=== SUPPLIED DATA ===

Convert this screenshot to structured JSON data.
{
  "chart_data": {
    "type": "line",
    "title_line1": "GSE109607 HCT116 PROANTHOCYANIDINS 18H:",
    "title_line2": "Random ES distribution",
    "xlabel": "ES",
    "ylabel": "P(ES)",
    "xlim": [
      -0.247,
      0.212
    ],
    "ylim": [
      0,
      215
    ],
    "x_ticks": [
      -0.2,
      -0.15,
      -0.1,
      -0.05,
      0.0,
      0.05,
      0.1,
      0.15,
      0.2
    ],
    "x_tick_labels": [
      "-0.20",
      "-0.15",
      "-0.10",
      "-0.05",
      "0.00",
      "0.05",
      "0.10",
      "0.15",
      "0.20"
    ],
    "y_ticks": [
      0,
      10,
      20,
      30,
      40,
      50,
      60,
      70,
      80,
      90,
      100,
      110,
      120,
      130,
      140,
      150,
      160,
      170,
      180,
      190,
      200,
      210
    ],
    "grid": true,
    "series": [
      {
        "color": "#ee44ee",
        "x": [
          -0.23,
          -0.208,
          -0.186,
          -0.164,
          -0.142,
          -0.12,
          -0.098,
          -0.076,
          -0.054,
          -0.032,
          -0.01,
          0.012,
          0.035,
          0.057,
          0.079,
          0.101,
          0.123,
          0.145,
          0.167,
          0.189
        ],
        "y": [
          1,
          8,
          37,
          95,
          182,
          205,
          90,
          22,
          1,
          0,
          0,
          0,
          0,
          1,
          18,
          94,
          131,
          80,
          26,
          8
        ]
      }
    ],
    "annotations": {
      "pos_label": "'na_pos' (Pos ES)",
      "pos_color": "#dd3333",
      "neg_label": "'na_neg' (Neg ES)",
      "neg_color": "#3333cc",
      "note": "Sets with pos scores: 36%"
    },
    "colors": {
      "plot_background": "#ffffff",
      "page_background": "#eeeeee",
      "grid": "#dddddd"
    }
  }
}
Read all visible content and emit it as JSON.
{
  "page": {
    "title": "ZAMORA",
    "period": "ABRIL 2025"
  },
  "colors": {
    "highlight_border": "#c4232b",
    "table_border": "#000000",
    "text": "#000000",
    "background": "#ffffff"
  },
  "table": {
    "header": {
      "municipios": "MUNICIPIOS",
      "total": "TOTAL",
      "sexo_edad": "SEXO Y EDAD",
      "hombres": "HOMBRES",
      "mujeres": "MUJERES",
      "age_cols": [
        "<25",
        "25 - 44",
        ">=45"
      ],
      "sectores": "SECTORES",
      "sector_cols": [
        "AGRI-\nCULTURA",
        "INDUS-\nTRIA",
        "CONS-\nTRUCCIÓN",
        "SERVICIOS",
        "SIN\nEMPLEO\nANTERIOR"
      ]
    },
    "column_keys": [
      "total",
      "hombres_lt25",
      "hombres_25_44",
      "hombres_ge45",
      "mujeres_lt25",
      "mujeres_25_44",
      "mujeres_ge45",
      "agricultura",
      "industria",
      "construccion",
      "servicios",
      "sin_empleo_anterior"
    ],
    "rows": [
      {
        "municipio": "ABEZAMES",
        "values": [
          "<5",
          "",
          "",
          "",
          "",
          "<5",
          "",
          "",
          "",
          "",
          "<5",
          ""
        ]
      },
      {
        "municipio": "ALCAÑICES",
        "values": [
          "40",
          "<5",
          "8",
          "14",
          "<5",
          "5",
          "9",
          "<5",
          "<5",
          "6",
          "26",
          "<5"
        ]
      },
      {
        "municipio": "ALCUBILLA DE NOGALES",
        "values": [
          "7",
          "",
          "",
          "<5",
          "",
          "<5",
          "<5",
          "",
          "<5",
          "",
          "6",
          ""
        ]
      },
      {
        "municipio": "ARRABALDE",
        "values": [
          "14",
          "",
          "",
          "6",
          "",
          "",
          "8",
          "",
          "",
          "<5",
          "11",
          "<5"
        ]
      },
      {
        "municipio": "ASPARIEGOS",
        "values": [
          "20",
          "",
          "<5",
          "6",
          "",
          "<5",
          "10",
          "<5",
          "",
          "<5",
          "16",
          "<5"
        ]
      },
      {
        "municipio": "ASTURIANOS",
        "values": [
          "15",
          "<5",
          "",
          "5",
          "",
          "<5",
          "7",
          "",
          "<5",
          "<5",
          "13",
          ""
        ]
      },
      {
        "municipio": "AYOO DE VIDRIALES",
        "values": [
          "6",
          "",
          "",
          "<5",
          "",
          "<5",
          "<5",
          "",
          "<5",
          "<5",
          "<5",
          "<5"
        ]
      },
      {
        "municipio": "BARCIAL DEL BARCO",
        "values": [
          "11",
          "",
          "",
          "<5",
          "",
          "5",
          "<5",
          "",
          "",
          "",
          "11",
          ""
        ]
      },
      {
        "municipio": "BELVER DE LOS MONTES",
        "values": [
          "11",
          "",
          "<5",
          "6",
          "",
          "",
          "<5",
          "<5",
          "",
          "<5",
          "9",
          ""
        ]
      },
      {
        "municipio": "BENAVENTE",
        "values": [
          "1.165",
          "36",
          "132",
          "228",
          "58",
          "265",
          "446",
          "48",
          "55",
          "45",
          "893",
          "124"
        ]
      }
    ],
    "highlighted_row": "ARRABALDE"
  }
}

===

EXERCISE PROMPT:
Extract from the material all lines containing the string "ARRABALDE".

EXERCISE RESPONSE:
        "municipio": "ARRABALDE",
    "highlighted_row": "ARRABALDE"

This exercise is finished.